++++ DATA FOR THE TASK ++++

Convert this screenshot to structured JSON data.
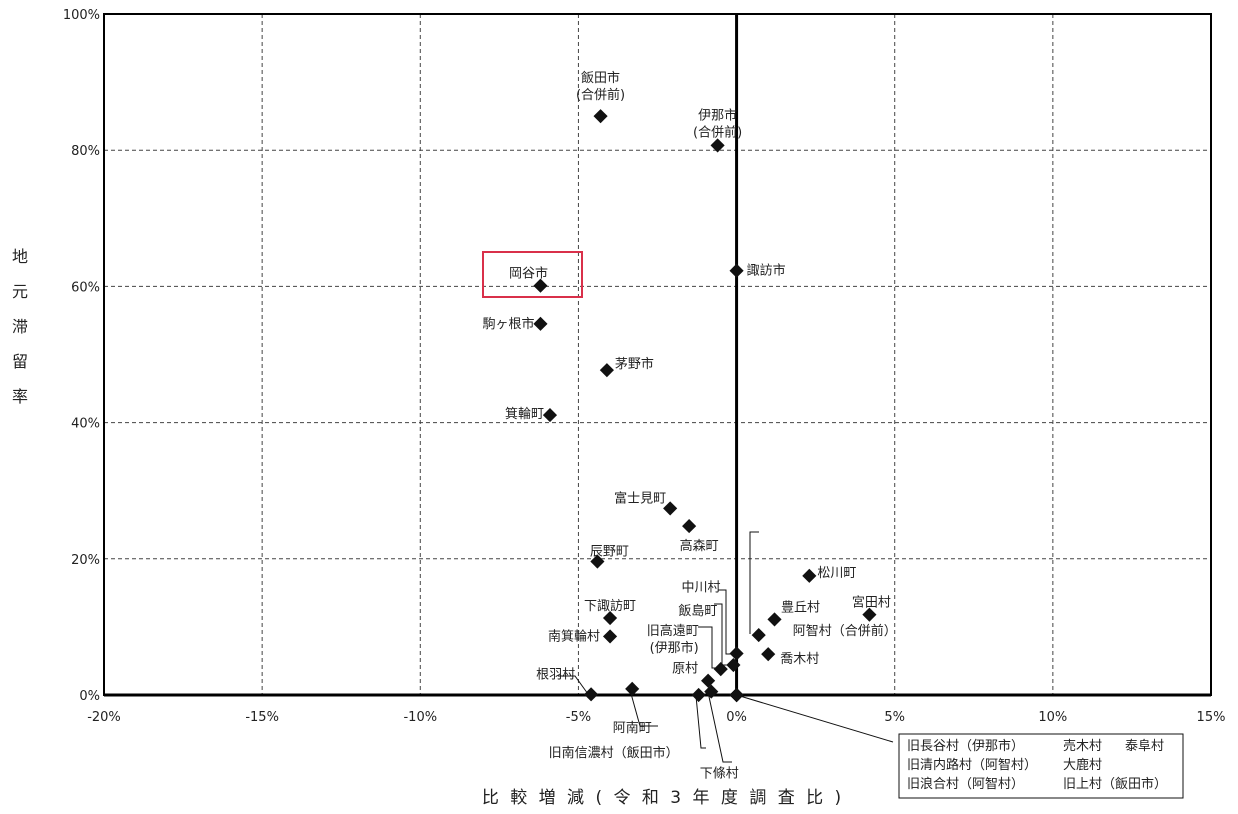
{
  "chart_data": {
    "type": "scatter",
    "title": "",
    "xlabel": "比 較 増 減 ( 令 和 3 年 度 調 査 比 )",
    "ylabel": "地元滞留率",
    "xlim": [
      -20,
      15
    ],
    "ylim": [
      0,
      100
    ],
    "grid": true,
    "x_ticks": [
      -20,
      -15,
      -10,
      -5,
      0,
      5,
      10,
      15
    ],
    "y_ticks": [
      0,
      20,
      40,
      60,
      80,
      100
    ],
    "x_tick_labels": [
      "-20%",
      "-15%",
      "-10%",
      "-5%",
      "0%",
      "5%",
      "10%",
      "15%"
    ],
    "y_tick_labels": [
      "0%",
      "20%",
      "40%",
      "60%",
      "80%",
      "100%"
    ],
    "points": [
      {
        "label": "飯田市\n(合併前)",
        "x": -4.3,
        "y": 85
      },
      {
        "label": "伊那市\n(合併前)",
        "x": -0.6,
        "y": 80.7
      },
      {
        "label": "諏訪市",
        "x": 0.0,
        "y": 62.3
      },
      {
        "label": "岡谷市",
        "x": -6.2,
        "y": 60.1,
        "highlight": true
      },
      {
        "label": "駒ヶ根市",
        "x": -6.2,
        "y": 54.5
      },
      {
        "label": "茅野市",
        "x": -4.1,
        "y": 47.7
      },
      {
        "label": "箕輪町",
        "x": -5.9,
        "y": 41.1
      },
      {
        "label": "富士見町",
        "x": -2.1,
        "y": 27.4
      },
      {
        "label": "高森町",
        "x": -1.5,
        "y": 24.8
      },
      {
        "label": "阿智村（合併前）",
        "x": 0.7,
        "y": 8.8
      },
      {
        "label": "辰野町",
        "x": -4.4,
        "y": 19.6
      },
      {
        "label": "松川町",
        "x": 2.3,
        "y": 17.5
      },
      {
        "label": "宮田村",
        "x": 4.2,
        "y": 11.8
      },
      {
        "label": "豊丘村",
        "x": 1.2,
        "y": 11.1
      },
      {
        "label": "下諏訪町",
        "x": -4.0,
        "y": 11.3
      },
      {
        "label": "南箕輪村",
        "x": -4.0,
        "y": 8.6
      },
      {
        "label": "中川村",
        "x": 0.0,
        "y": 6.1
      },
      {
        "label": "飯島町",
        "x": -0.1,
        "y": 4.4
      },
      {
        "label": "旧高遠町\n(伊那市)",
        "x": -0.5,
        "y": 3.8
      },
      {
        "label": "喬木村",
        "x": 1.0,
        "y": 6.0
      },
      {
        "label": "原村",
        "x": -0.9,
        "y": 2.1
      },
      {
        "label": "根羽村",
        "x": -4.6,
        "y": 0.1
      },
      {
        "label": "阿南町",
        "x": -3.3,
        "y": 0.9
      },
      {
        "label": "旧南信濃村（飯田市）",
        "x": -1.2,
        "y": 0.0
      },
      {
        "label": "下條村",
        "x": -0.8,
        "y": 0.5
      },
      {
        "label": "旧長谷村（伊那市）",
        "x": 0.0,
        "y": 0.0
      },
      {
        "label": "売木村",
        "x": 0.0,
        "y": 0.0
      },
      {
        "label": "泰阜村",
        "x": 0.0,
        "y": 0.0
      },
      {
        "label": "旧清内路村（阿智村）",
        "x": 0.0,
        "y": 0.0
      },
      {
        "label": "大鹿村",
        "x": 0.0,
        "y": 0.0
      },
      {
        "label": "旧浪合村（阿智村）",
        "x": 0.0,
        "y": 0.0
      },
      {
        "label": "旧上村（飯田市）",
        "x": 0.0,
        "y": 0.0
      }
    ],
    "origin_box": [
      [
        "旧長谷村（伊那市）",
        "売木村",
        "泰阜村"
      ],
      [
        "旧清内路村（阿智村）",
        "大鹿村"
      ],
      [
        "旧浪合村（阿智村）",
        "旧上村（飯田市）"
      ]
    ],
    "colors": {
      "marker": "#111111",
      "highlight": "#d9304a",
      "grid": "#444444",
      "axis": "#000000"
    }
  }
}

++++

(JOB)
Every record is to be reproduced exactly, with no pictures included.

(THE COMPLETED TASK)
Convert this screenshot to structured JSON data.
{
  "chart_data": {
    "type": "scatter",
    "title": "",
    "xlabel": "比 較 増 減 ( 令 和 3 年 度 調 査 比 )",
    "ylabel": "地元滞留率",
    "xlim": [
      -20,
      15
    ],
    "ylim": [
      0,
      100
    ],
    "grid": true,
    "x_ticks": [
      -20,
      -15,
      -10,
      -5,
      0,
      5,
      10,
      15
    ],
    "y_ticks": [
      0,
      20,
      40,
      60,
      80,
      100
    ],
    "x_tick_labels": [
      "-20%",
      "-15%",
      "-10%",
      "-5%",
      "0%",
      "5%",
      "10%",
      "15%"
    ],
    "y_tick_labels": [
      "0%",
      "20%",
      "40%",
      "60%",
      "80%",
      "100%"
    ],
    "points": [
      {
        "label": "飯田市\n(合併前)",
        "x": -4.3,
        "y": 85
      },
      {
        "label": "伊那市\n(合併前)",
        "x": -0.6,
        "y": 80.7
      },
      {
        "label": "諏訪市",
        "x": 0.0,
        "y": 62.3
      },
      {
        "label": "岡谷市",
        "x": -6.2,
        "y": 60.1,
        "highlight": true
      },
      {
        "label": "駒ヶ根市",
        "x": -6.2,
        "y": 54.5
      },
      {
        "label": "茅野市",
        "x": -4.1,
        "y": 47.7
      },
      {
        "label": "箕輪町",
        "x": -5.9,
        "y": 41.1
      },
      {
        "label": "富士見町",
        "x": -2.1,
        "y": 27.4
      },
      {
        "label": "高森町",
        "x": -1.5,
        "y": 24.8
      },
      {
        "label": "阿智村（合併前）",
        "x": 0.7,
        "y": 8.8
      },
      {
        "label": "辰野町",
        "x": -4.4,
        "y": 19.6
      },
      {
        "label": "松川町",
        "x": 2.3,
        "y": 17.5
      },
      {
        "label": "宮田村",
        "x": 4.2,
        "y": 11.8
      },
      {
        "label": "豊丘村",
        "x": 1.2,
        "y": 11.1
      },
      {
        "label": "下諏訪町",
        "x": -4.0,
        "y": 11.3
      },
      {
        "label": "南箕輪村",
        "x": -4.0,
        "y": 8.6
      },
      {
        "label": "中川村",
        "x": 0.0,
        "y": 6.1
      },
      {
        "label": "飯島町",
        "x": -0.1,
        "y": 4.4
      },
      {
        "label": "旧高遠町\n(伊那市)",
        "x": -0.5,
        "y": 3.8
      },
      {
        "label": "喬木村",
        "x": 1.0,
        "y": 6.0
      },
      {
        "label": "原村",
        "x": -0.9,
        "y": 2.1
      },
      {
        "label": "根羽村",
        "x": -4.6,
        "y": 0.1
      },
      {
        "label": "阿南町",
        "x": -3.3,
        "y": 0.9
      },
      {
        "label": "旧南信濃村（飯田市）",
        "x": -1.2,
        "y": 0.0
      },
      {
        "label": "下條村",
        "x": -0.8,
        "y": 0.5
      },
      {
        "label": "旧長谷村（伊那市）",
        "x": 0.0,
        "y": 0.0
      },
      {
        "label": "売木村",
        "x": 0.0,
        "y": 0.0
      },
      {
        "label": "泰阜村",
        "x": 0.0,
        "y": 0.0
      },
      {
        "label": "旧清内路村（阿智村）",
        "x": 0.0,
        "y": 0.0
      },
      {
        "label": "大鹿村",
        "x": 0.0,
        "y": 0.0
      },
      {
        "label": "旧浪合村（阿智村）",
        "x": 0.0,
        "y": 0.0
      },
      {
        "label": "旧上村（飯田市）",
        "x": 0.0,
        "y": 0.0
      }
    ],
    "origin_box": [
      [
        "旧長谷村（伊那市）",
        "売木村",
        "泰阜村"
      ],
      [
        "旧清内路村（阿智村）",
        "大鹿村"
      ],
      [
        "旧浪合村（阿智村）",
        "旧上村（飯田市）"
      ]
    ],
    "colors": {
      "marker": "#111111",
      "highlight": "#d9304a",
      "grid": "#444444",
      "axis": "#000000"
    }
  }
}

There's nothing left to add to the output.